==== DATASET EXCERPTS ====

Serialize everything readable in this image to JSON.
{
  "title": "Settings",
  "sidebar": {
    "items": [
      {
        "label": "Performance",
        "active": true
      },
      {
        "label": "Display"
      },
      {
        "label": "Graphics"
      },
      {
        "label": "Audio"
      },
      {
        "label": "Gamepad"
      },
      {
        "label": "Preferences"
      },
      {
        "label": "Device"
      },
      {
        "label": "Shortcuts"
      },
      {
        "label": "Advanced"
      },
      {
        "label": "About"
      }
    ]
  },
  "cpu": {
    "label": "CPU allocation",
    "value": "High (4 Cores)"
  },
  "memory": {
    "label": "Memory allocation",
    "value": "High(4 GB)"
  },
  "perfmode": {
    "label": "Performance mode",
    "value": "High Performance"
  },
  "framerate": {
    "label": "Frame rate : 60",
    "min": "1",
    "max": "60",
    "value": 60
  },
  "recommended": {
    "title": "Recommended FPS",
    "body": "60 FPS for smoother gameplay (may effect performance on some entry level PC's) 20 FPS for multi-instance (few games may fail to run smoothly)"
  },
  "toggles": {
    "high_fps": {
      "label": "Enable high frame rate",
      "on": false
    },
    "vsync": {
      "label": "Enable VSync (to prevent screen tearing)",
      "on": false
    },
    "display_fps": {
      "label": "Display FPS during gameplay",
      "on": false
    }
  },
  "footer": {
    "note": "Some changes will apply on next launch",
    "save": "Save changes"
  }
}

====

> [AIM]:
Pull out the lines above in which the word "Enable" appears.

> [ANSWER TO THIS TASK]:
      "label": "Enable high frame rate",
      "label": "Enable VSync (to prevent screen tearing)",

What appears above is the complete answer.